> Work instructions: Please rewrite the rows below, switching "interpreter-brow" to "interpreter-eyebrow" wherever it occurs and leaving everything else unchanged.

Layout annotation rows
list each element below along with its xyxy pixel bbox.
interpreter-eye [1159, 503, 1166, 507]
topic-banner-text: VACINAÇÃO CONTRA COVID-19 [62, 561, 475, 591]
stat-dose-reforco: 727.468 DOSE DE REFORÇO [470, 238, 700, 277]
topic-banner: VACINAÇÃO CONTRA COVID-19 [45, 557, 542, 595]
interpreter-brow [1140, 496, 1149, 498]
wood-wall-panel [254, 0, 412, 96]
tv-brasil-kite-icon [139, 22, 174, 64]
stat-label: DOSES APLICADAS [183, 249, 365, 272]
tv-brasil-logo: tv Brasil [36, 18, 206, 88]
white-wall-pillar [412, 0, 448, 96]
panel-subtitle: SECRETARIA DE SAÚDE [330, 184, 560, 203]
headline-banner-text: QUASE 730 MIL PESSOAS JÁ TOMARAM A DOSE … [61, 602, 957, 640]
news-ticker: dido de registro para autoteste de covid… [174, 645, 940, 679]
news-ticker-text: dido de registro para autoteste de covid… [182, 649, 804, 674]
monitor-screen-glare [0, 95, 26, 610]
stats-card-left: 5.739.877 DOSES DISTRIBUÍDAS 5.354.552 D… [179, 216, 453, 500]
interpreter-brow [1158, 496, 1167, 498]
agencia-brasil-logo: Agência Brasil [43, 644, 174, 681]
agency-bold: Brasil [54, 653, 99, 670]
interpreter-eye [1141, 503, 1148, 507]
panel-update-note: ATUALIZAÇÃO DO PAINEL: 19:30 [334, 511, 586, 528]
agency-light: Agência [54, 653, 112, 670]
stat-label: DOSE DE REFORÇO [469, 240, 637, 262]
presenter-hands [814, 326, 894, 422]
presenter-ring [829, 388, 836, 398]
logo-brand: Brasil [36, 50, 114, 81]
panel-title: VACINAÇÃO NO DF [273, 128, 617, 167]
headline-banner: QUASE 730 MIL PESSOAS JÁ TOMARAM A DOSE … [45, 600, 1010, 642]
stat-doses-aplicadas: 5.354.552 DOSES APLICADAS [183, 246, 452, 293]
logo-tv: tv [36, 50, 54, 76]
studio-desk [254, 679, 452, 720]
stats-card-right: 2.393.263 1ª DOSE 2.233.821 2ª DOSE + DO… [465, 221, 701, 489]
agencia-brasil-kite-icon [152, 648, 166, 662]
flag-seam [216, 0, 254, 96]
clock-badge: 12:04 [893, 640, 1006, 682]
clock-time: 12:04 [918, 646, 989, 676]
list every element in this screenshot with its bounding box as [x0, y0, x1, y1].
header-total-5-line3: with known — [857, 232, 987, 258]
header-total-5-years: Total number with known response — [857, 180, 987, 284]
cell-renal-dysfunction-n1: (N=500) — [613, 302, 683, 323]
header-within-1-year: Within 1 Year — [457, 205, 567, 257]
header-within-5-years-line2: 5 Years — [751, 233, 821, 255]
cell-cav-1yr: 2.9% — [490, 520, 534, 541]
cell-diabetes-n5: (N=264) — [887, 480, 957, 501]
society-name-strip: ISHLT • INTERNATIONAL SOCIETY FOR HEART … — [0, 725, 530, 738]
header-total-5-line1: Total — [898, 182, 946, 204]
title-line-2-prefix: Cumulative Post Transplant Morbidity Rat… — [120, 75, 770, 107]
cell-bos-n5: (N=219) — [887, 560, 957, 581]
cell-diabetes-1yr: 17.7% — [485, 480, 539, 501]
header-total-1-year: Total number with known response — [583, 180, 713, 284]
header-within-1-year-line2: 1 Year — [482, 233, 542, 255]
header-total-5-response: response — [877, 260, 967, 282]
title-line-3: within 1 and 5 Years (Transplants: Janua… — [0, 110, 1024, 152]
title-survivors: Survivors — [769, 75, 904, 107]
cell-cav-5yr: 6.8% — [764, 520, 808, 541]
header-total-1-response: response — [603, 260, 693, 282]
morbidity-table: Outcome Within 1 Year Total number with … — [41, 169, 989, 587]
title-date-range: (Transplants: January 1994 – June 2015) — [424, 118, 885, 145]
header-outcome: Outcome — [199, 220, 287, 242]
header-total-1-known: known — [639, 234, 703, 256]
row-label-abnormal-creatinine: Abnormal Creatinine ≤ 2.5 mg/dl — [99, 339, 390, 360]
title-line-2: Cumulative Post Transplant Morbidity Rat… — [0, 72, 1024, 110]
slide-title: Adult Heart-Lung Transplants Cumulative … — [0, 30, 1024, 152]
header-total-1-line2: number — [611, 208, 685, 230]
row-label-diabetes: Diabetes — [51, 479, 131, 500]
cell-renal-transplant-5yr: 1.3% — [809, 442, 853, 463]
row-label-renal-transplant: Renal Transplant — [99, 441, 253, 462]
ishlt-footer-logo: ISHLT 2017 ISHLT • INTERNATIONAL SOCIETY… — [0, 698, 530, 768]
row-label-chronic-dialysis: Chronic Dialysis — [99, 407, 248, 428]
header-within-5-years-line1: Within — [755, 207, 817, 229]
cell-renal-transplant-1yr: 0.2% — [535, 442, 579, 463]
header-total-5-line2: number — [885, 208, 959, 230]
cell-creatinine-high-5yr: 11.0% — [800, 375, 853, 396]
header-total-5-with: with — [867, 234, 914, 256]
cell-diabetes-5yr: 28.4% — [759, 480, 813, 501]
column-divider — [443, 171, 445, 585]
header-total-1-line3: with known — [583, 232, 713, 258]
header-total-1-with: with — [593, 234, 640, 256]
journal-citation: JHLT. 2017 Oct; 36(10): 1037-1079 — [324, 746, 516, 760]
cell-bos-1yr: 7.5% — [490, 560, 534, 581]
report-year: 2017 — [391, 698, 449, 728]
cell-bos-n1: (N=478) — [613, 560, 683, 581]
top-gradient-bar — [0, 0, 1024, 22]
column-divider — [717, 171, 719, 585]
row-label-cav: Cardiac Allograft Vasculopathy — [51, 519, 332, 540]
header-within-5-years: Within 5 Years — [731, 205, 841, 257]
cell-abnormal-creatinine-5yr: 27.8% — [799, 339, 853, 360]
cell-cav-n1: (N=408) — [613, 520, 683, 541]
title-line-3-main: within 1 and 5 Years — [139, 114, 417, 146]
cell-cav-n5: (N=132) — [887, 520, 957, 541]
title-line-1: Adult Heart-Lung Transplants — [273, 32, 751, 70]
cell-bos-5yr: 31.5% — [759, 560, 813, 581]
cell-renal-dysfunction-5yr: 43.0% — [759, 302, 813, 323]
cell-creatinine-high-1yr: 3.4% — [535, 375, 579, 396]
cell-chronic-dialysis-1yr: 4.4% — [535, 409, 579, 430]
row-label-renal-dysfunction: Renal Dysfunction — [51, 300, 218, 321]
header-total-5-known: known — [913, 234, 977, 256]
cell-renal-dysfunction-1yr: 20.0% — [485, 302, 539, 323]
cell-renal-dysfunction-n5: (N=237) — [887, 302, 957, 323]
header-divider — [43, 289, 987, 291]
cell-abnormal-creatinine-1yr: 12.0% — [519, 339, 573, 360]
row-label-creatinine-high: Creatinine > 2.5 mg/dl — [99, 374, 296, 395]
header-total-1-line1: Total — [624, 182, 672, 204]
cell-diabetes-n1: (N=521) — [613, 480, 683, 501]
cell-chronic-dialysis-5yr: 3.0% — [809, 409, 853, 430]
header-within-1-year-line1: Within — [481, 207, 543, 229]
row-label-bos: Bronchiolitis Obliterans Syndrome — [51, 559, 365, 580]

> The answer:
list each element below along with its xyxy pixel bbox.
interpreter-eye [1159, 503, 1166, 507]
topic-banner-text: VACINAÇÃO CONTRA COVID-19 [62, 561, 475, 591]
stat-dose-reforco: 727.468 DOSE DE REFORÇO [470, 238, 700, 277]
topic-banner: VACINAÇÃO CONTRA COVID-19 [45, 557, 542, 595]
interpreter-eyebrow [1140, 496, 1149, 498]
wood-wall-panel [254, 0, 412, 96]
tv-brasil-kite-icon [139, 22, 174, 64]
stat-label: DOSES APLICADAS [183, 249, 365, 272]
tv-brasil-logo: tv Brasil [36, 18, 206, 88]
white-wall-pillar [412, 0, 448, 96]
panel-subtitle: SECRETARIA DE SAÚDE [330, 184, 560, 203]
headline-banner-text: QUASE 730 MIL PESSOAS JÁ TOMARAM A DOSE … [61, 602, 957, 640]
news-ticker: dido de registro para autoteste de covid… [174, 645, 940, 679]
news-ticker-text: dido de registro para autoteste de covid… [182, 649, 804, 674]
monitor-screen-glare [0, 95, 26, 610]
stats-card-left: 5.739.877 DOSES DISTRIBUÍDAS 5.354.552 D… [179, 216, 453, 500]
interpreter-eyebrow [1158, 496, 1167, 498]
agencia-brasil-logo: Agência Brasil [43, 644, 174, 681]
agency-bold: Brasil [54, 653, 99, 670]
interpreter-eye [1141, 503, 1148, 507]
panel-update-note: ATUALIZAÇÃO DO PAINEL: 19:30 [334, 511, 586, 528]
agency-light: Agência [54, 653, 112, 670]
stat-label: DOSE DE REFORÇO [469, 240, 637, 262]
presenter-hands [814, 326, 894, 422]
presenter-ring [829, 388, 836, 398]
logo-brand: Brasil [36, 50, 114, 81]
panel-title: VACINAÇÃO NO DF [273, 128, 617, 167]
headline-banner: QUASE 730 MIL PESSOAS JÁ TOMARAM A DOSE … [45, 600, 1010, 642]
stat-doses-aplicadas: 5.354.552 DOSES APLICADAS [183, 246, 452, 293]
logo-tv: tv [36, 50, 54, 76]
studio-desk [254, 679, 452, 720]
stats-card-right: 2.393.263 1ª DOSE 2.233.821 2ª DOSE + DO… [465, 221, 701, 489]
agencia-brasil-kite-icon [152, 648, 166, 662]
flag-seam [216, 0, 254, 96]
clock-badge: 12:04 [893, 640, 1006, 682]
clock-time: 12:04 [918, 646, 989, 676]
list every element in this screenshot with its bounding box as [x0, y0, x1, y1].
header-total-5-line3: with known — [857, 232, 987, 258]
header-total-5-years: Total number with known response — [857, 180, 987, 284]
cell-renal-dysfunction-n1: (N=500) — [613, 302, 683, 323]
header-within-1-year: Within 1 Year — [457, 205, 567, 257]
header-within-5-years-line2: 5 Years — [751, 233, 821, 255]
cell-cav-1yr: 2.9% — [490, 520, 534, 541]
cell-diabetes-n5: (N=264) — [887, 480, 957, 501]
society-name-strip: ISHLT • INTERNATIONAL SOCIETY FOR HEART … — [0, 725, 530, 738]
header-total-5-line1: Total — [898, 182, 946, 204]
title-line-2-prefix: Cumulative Post Transplant Morbidity Rat… — [120, 75, 770, 107]
cell-bos-n5: (N=219) — [887, 560, 957, 581]
cell-diabetes-1yr: 17.7% — [485, 480, 539, 501]
header-total-1-year: Total number with known response — [583, 180, 713, 284]
header-within-1-year-line2: 1 Year — [482, 233, 542, 255]
header-total-5-response: response — [877, 260, 967, 282]
title-line-3: within 1 and 5 Years (Transplants: Janua… — [0, 110, 1024, 152]
title-survivors: Survivors — [769, 75, 904, 107]
cell-cav-5yr: 6.8% — [764, 520, 808, 541]
header-total-1-response: response — [603, 260, 693, 282]
morbidity-table: Outcome Within 1 Year Total number with … — [41, 169, 989, 587]
title-date-range: (Transplants: January 1994 – June 2015) — [424, 118, 885, 145]
header-outcome: Outcome — [199, 220, 287, 242]
header-total-1-known: known — [639, 234, 703, 256]
row-label-abnormal-creatinine: Abnormal Creatinine ≤ 2.5 mg/dl — [99, 339, 390, 360]
title-line-2: Cumulative Post Transplant Morbidity Rat… — [0, 72, 1024, 110]
slide-title: Adult Heart-Lung Transplants Cumulative … — [0, 30, 1024, 152]
header-total-1-line2: number — [611, 208, 685, 230]
row-label-diabetes: Diabetes — [51, 479, 131, 500]
cell-renal-transplant-5yr: 1.3% — [809, 442, 853, 463]
row-label-renal-transplant: Renal Transplant — [99, 441, 253, 462]
ishlt-footer-logo: ISHLT 2017 ISHLT • INTERNATIONAL SOCIETY… — [0, 698, 530, 768]
row-label-chronic-dialysis: Chronic Dialysis — [99, 407, 248, 428]
header-within-5-years-line1: Within — [755, 207, 817, 229]
cell-renal-transplant-1yr: 0.2% — [535, 442, 579, 463]
header-total-5-line2: number — [885, 208, 959, 230]
cell-creatinine-high-5yr: 11.0% — [800, 375, 853, 396]
header-total-5-with: with — [867, 234, 914, 256]
cell-diabetes-5yr: 28.4% — [759, 480, 813, 501]
column-divider — [443, 171, 445, 585]
header-total-1-line3: with known — [583, 232, 713, 258]
header-total-1-with: with — [593, 234, 640, 256]
journal-citation: JHLT. 2017 Oct; 36(10): 1037-1079 — [324, 746, 516, 760]
cell-bos-1yr: 7.5% — [490, 560, 534, 581]
report-year: 2017 — [391, 698, 449, 728]
cell-bos-n1: (N=478) — [613, 560, 683, 581]
top-gradient-bar — [0, 0, 1024, 22]
column-divider — [717, 171, 719, 585]
row-label-cav: Cardiac Allograft Vasculopathy — [51, 519, 332, 540]
header-within-5-years: Within 5 Years — [731, 205, 841, 257]
cell-abnormal-creatinine-5yr: 27.8% — [799, 339, 853, 360]
cell-cav-n1: (N=408) — [613, 520, 683, 541]
title-line-3-main: within 1 and 5 Years — [139, 114, 417, 146]
cell-cav-n5: (N=132) — [887, 520, 957, 541]
title-line-1: Adult Heart-Lung Transplants — [273, 32, 751, 70]
cell-bos-5yr: 31.5% — [759, 560, 813, 581]
cell-renal-dysfunction-5yr: 43.0% — [759, 302, 813, 323]
cell-creatinine-high-1yr: 3.4% — [535, 375, 579, 396]
cell-chronic-dialysis-1yr: 4.4% — [535, 409, 579, 430]
row-label-renal-dysfunction: Renal Dysfunction — [51, 300, 218, 321]
header-total-5-known: known — [913, 234, 977, 256]
cell-renal-dysfunction-1yr: 20.0% — [485, 302, 539, 323]
cell-renal-dysfunction-n5: (N=237) — [887, 302, 957, 323]
header-divider — [43, 289, 987, 291]
cell-abnormal-creatinine-1yr: 12.0% — [519, 339, 573, 360]
row-label-creatinine-high: Creatinine > 2.5 mg/dl — [99, 374, 296, 395]
header-total-1-line1: Total — [624, 182, 672, 204]
cell-diabetes-n1: (N=521) — [613, 480, 683, 501]
cell-chronic-dialysis-5yr: 3.0% — [809, 409, 853, 430]
header-within-1-year-line1: Within — [481, 207, 543, 229]
row-label-bos: Bronchiolitis Obliterans Syndrome — [51, 559, 365, 580]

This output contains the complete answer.